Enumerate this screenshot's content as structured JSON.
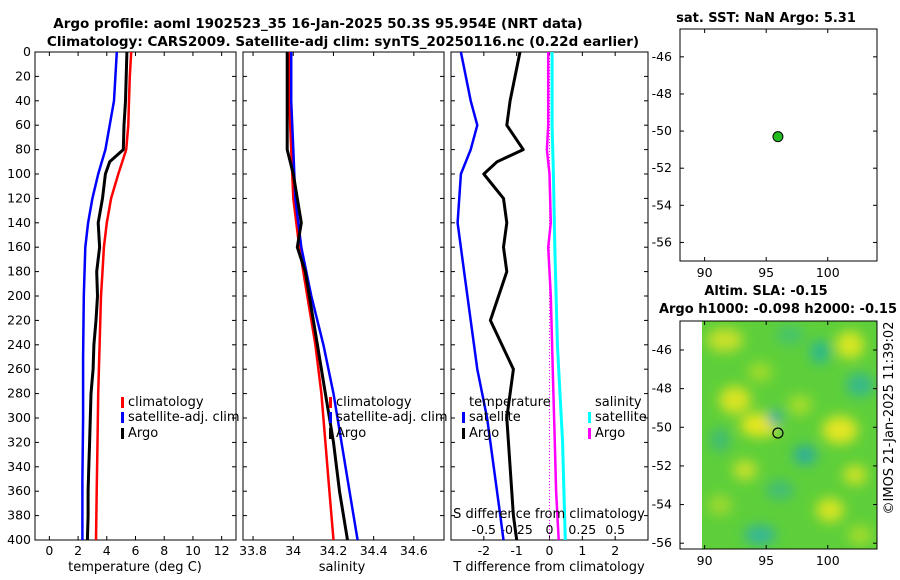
{
  "figure": {
    "title_line1": "Argo profile: aoml 1902523_35 16-Jan-2025 50.3S 95.954E (NRT data)",
    "title_line2": "Climatology: CARS2009. Satellite-adj clim: synTS_20250116.nc (0.22d earlier)",
    "credit": "©IMOS 21-Jan-2025 11:39:02"
  },
  "colors": {
    "climatology": "#ff0000",
    "satellite": "#0000ff",
    "argo": "#000000",
    "sat_cyan": "#00ffff",
    "argo_magenta": "#ff00ff",
    "marker": "#22bb22"
  },
  "chart_data": [
    {
      "type": "line",
      "id": "temperature",
      "xlabel": "temperature (deg C)",
      "ylabel": "",
      "xlim": [
        -1,
        13
      ],
      "ylim": [
        400,
        0
      ],
      "x_ticks": [
        "0",
        "2",
        "4",
        "6",
        "8",
        "10",
        "12"
      ],
      "y_ticks": [
        "0",
        "20",
        "40",
        "60",
        "80",
        "100",
        "120",
        "140",
        "160",
        "180",
        "200",
        "220",
        "240",
        "260",
        "280",
        "300",
        "320",
        "340",
        "360",
        "380",
        "400"
      ],
      "legend": [
        "climatology",
        "satellite-adj. clim",
        "Argo"
      ],
      "series": [
        {
          "name": "climatology",
          "depth": [
            0,
            20,
            40,
            60,
            80,
            100,
            120,
            140,
            160,
            180,
            200,
            240,
            280,
            320,
            360,
            400
          ],
          "values": [
            5.7,
            5.6,
            5.55,
            5.5,
            5.35,
            4.8,
            4.3,
            4.0,
            3.8,
            3.7,
            3.6,
            3.5,
            3.4,
            3.35,
            3.3,
            3.25
          ]
        },
        {
          "name": "satellite-adj. clim",
          "depth": [
            0,
            20,
            40,
            60,
            80,
            100,
            120,
            140,
            160,
            200,
            250,
            300,
            350,
            400
          ],
          "values": [
            4.7,
            4.6,
            4.5,
            4.2,
            3.9,
            3.4,
            3.0,
            2.7,
            2.5,
            2.4,
            2.35,
            2.35,
            2.3,
            2.3
          ]
        },
        {
          "name": "Argo",
          "depth": [
            0,
            20,
            40,
            60,
            80,
            90,
            100,
            120,
            140,
            160,
            180,
            200,
            220,
            240,
            260,
            280,
            300,
            320,
            340,
            360,
            380,
            400
          ],
          "values": [
            5.4,
            5.35,
            5.3,
            5.2,
            5.15,
            4.2,
            3.9,
            3.7,
            3.4,
            3.5,
            3.3,
            3.35,
            3.25,
            3.1,
            3.05,
            2.9,
            2.85,
            2.8,
            2.75,
            2.7,
            2.7,
            2.65
          ]
        }
      ]
    },
    {
      "type": "line",
      "id": "salinity",
      "xlabel": "salinity",
      "xlim": [
        33.75,
        34.75
      ],
      "ylim": [
        400,
        0
      ],
      "x_ticks": [
        "33.8",
        "34",
        "34.2",
        "34.4",
        "34.6"
      ],
      "legend": [
        "climatology",
        "satellite-adj. clim",
        "Argo"
      ],
      "series": [
        {
          "name": "climatology",
          "depth": [
            0,
            40,
            80,
            120,
            160,
            200,
            240,
            280,
            320,
            360,
            400
          ],
          "values": [
            33.98,
            33.98,
            33.99,
            34.0,
            34.03,
            34.07,
            34.11,
            34.14,
            34.16,
            34.18,
            34.2
          ]
        },
        {
          "name": "satellite-adj. clim",
          "depth": [
            0,
            40,
            80,
            120,
            160,
            200,
            240,
            280,
            320,
            360,
            400
          ],
          "values": [
            33.99,
            33.99,
            34.0,
            34.01,
            34.04,
            34.09,
            34.15,
            34.2,
            34.24,
            34.28,
            34.32
          ]
        },
        {
          "name": "Argo",
          "depth": [
            0,
            40,
            80,
            100,
            120,
            140,
            160,
            180,
            200,
            240,
            280,
            320,
            360,
            400
          ],
          "values": [
            33.97,
            33.97,
            33.97,
            34.0,
            34.02,
            34.04,
            34.02,
            34.06,
            34.08,
            34.12,
            34.16,
            34.2,
            34.23,
            34.27
          ]
        }
      ]
    },
    {
      "type": "line",
      "id": "difference",
      "xlabel": "T difference from climatology",
      "xlabel_top": "S difference from climatology",
      "xlim": [
        -3,
        3
      ],
      "ylim": [
        400,
        0
      ],
      "x_ticks": [
        "-2",
        "-1",
        "0",
        "1",
        "2"
      ],
      "x_ticks_s": [
        "-0.5",
        "-0.25",
        "0",
        "0.25",
        "0.5"
      ],
      "legend_t_title": "temperature",
      "legend_t": [
        "satellite",
        "Argo"
      ],
      "legend_s_title": "salinity",
      "legend_s": [
        "satellite",
        "Argo"
      ],
      "series": [
        {
          "name": "T satellite",
          "depth": [
            0,
            40,
            60,
            80,
            100,
            140,
            180,
            220,
            260,
            300,
            340,
            380,
            400
          ],
          "values": [
            -2.7,
            -2.4,
            -2.2,
            -2.4,
            -2.7,
            -2.8,
            -2.6,
            -2.4,
            -2.2,
            -1.9,
            -1.7,
            -1.5,
            -1.4
          ]
        },
        {
          "name": "T Argo",
          "depth": [
            0,
            40,
            60,
            80,
            90,
            100,
            120,
            140,
            160,
            180,
            220,
            260,
            300,
            340,
            380,
            400
          ],
          "values": [
            -0.9,
            -1.2,
            -1.3,
            -0.8,
            -1.6,
            -2.0,
            -1.4,
            -1.3,
            -1.4,
            -1.3,
            -1.8,
            -1.1,
            -1.3,
            -1.2,
            -1.1,
            -1.0
          ]
        },
        {
          "name": "S satellite",
          "depth": [
            0,
            60,
            100,
            160,
            200,
            240,
            280,
            320,
            360,
            400
          ],
          "values": [
            0.02,
            0.02,
            0.03,
            0.04,
            0.05,
            0.06,
            0.08,
            0.1,
            0.11,
            0.12
          ]
        },
        {
          "name": "S Argo",
          "depth": [
            0,
            60,
            80,
            100,
            140,
            160,
            200,
            240,
            280,
            320,
            360,
            400
          ],
          "values": [
            -0.01,
            -0.01,
            -0.02,
            0.0,
            0.01,
            -0.01,
            0.01,
            0.02,
            0.03,
            0.04,
            0.05,
            0.07
          ]
        }
      ]
    },
    {
      "type": "scatter",
      "id": "sst_map",
      "title": "sat. SST: NaN Argo: 5.31",
      "xlim": [
        88,
        104
      ],
      "ylim": [
        -57,
        -44.5
      ],
      "x_ticks": [
        "90",
        "95",
        "100"
      ],
      "y_ticks": [
        "-46",
        "-48",
        "-50",
        "-52",
        "-54",
        "-56"
      ],
      "point": {
        "lon": 95.954,
        "lat": -50.3
      }
    },
    {
      "type": "heatmap",
      "id": "sla_map",
      "title_line1": "Altim. SLA: -0.15",
      "title_line2": "Argo h1000: -0.098 h2000: -0.15",
      "xlim": [
        88,
        104
      ],
      "ylim": [
        -56.3,
        -44.5
      ],
      "x_ticks": [
        "90",
        "95",
        "100"
      ],
      "y_ticks": [
        "-46",
        "-48",
        "-50",
        "-52",
        "-54",
        "-56"
      ],
      "data_lon_min": 89.8,
      "point": {
        "lon": 95.954,
        "lat": -50.3
      }
    }
  ]
}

•••

* **Goal**: Exact duplication of all the records is required; pictures are omitted from the copy.

* **Final result**:
Enumerate this screenshot's content as structured JSON.
{
  "figure": {
    "title_line1": "Argo profile: aoml 1902523_35 16-Jan-2025 50.3S 95.954E (NRT data)",
    "title_line2": "Climatology: CARS2009. Satellite-adj clim: synTS_20250116.nc (0.22d earlier)",
    "credit": "©IMOS 21-Jan-2025 11:39:02"
  },
  "colors": {
    "climatology": "#ff0000",
    "satellite": "#0000ff",
    "argo": "#000000",
    "sat_cyan": "#00ffff",
    "argo_magenta": "#ff00ff",
    "marker": "#22bb22"
  },
  "chart_data": [
    {
      "type": "line",
      "id": "temperature",
      "xlabel": "temperature (deg C)",
      "ylabel": "",
      "xlim": [
        -1,
        13
      ],
      "ylim": [
        400,
        0
      ],
      "x_ticks": [
        "0",
        "2",
        "4",
        "6",
        "8",
        "10",
        "12"
      ],
      "y_ticks": [
        "0",
        "20",
        "40",
        "60",
        "80",
        "100",
        "120",
        "140",
        "160",
        "180",
        "200",
        "220",
        "240",
        "260",
        "280",
        "300",
        "320",
        "340",
        "360",
        "380",
        "400"
      ],
      "legend": [
        "climatology",
        "satellite-adj. clim",
        "Argo"
      ],
      "series": [
        {
          "name": "climatology",
          "depth": [
            0,
            20,
            40,
            60,
            80,
            100,
            120,
            140,
            160,
            180,
            200,
            240,
            280,
            320,
            360,
            400
          ],
          "values": [
            5.7,
            5.6,
            5.55,
            5.5,
            5.35,
            4.8,
            4.3,
            4.0,
            3.8,
            3.7,
            3.6,
            3.5,
            3.4,
            3.35,
            3.3,
            3.25
          ]
        },
        {
          "name": "satellite-adj. clim",
          "depth": [
            0,
            20,
            40,
            60,
            80,
            100,
            120,
            140,
            160,
            200,
            250,
            300,
            350,
            400
          ],
          "values": [
            4.7,
            4.6,
            4.5,
            4.2,
            3.9,
            3.4,
            3.0,
            2.7,
            2.5,
            2.4,
            2.35,
            2.35,
            2.3,
            2.3
          ]
        },
        {
          "name": "Argo",
          "depth": [
            0,
            20,
            40,
            60,
            80,
            90,
            100,
            120,
            140,
            160,
            180,
            200,
            220,
            240,
            260,
            280,
            300,
            320,
            340,
            360,
            380,
            400
          ],
          "values": [
            5.4,
            5.35,
            5.3,
            5.2,
            5.15,
            4.2,
            3.9,
            3.7,
            3.4,
            3.5,
            3.3,
            3.35,
            3.25,
            3.1,
            3.05,
            2.9,
            2.85,
            2.8,
            2.75,
            2.7,
            2.7,
            2.65
          ]
        }
      ]
    },
    {
      "type": "line",
      "id": "salinity",
      "xlabel": "salinity",
      "xlim": [
        33.75,
        34.75
      ],
      "ylim": [
        400,
        0
      ],
      "x_ticks": [
        "33.8",
        "34",
        "34.2",
        "34.4",
        "34.6"
      ],
      "legend": [
        "climatology",
        "satellite-adj. clim",
        "Argo"
      ],
      "series": [
        {
          "name": "climatology",
          "depth": [
            0,
            40,
            80,
            120,
            160,
            200,
            240,
            280,
            320,
            360,
            400
          ],
          "values": [
            33.98,
            33.98,
            33.99,
            34.0,
            34.03,
            34.07,
            34.11,
            34.14,
            34.16,
            34.18,
            34.2
          ]
        },
        {
          "name": "satellite-adj. clim",
          "depth": [
            0,
            40,
            80,
            120,
            160,
            200,
            240,
            280,
            320,
            360,
            400
          ],
          "values": [
            33.99,
            33.99,
            34.0,
            34.01,
            34.04,
            34.09,
            34.15,
            34.2,
            34.24,
            34.28,
            34.32
          ]
        },
        {
          "name": "Argo",
          "depth": [
            0,
            40,
            80,
            100,
            120,
            140,
            160,
            180,
            200,
            240,
            280,
            320,
            360,
            400
          ],
          "values": [
            33.97,
            33.97,
            33.97,
            34.0,
            34.02,
            34.04,
            34.02,
            34.06,
            34.08,
            34.12,
            34.16,
            34.2,
            34.23,
            34.27
          ]
        }
      ]
    },
    {
      "type": "line",
      "id": "difference",
      "xlabel": "T difference from climatology",
      "xlabel_top": "S difference from climatology",
      "xlim": [
        -3,
        3
      ],
      "ylim": [
        400,
        0
      ],
      "x_ticks": [
        "-2",
        "-1",
        "0",
        "1",
        "2"
      ],
      "x_ticks_s": [
        "-0.5",
        "-0.25",
        "0",
        "0.25",
        "0.5"
      ],
      "legend_t_title": "temperature",
      "legend_t": [
        "satellite",
        "Argo"
      ],
      "legend_s_title": "salinity",
      "legend_s": [
        "satellite",
        "Argo"
      ],
      "series": [
        {
          "name": "T satellite",
          "depth": [
            0,
            40,
            60,
            80,
            100,
            140,
            180,
            220,
            260,
            300,
            340,
            380,
            400
          ],
          "values": [
            -2.7,
            -2.4,
            -2.2,
            -2.4,
            -2.7,
            -2.8,
            -2.6,
            -2.4,
            -2.2,
            -1.9,
            -1.7,
            -1.5,
            -1.4
          ]
        },
        {
          "name": "T Argo",
          "depth": [
            0,
            40,
            60,
            80,
            90,
            100,
            120,
            140,
            160,
            180,
            220,
            260,
            300,
            340,
            380,
            400
          ],
          "values": [
            -0.9,
            -1.2,
            -1.3,
            -0.8,
            -1.6,
            -2.0,
            -1.4,
            -1.3,
            -1.4,
            -1.3,
            -1.8,
            -1.1,
            -1.3,
            -1.2,
            -1.1,
            -1.0
          ]
        },
        {
          "name": "S satellite",
          "depth": [
            0,
            60,
            100,
            160,
            200,
            240,
            280,
            320,
            360,
            400
          ],
          "values": [
            0.02,
            0.02,
            0.03,
            0.04,
            0.05,
            0.06,
            0.08,
            0.1,
            0.11,
            0.12
          ]
        },
        {
          "name": "S Argo",
          "depth": [
            0,
            60,
            80,
            100,
            140,
            160,
            200,
            240,
            280,
            320,
            360,
            400
          ],
          "values": [
            -0.01,
            -0.01,
            -0.02,
            0.0,
            0.01,
            -0.01,
            0.01,
            0.02,
            0.03,
            0.04,
            0.05,
            0.07
          ]
        }
      ]
    },
    {
      "type": "scatter",
      "id": "sst_map",
      "title": "sat. SST: NaN Argo: 5.31",
      "xlim": [
        88,
        104
      ],
      "ylim": [
        -57,
        -44.5
      ],
      "x_ticks": [
        "90",
        "95",
        "100"
      ],
      "y_ticks": [
        "-46",
        "-48",
        "-50",
        "-52",
        "-54",
        "-56"
      ],
      "point": {
        "lon": 95.954,
        "lat": -50.3
      }
    },
    {
      "type": "heatmap",
      "id": "sla_map",
      "title_line1": "Altim. SLA: -0.15",
      "title_line2": "Argo h1000: -0.098 h2000: -0.15",
      "xlim": [
        88,
        104
      ],
      "ylim": [
        -56.3,
        -44.5
      ],
      "x_ticks": [
        "90",
        "95",
        "100"
      ],
      "y_ticks": [
        "-46",
        "-48",
        "-50",
        "-52",
        "-54",
        "-56"
      ],
      "data_lon_min": 89.8,
      "point": {
        "lon": 95.954,
        "lat": -50.3
      }
    }
  ]
}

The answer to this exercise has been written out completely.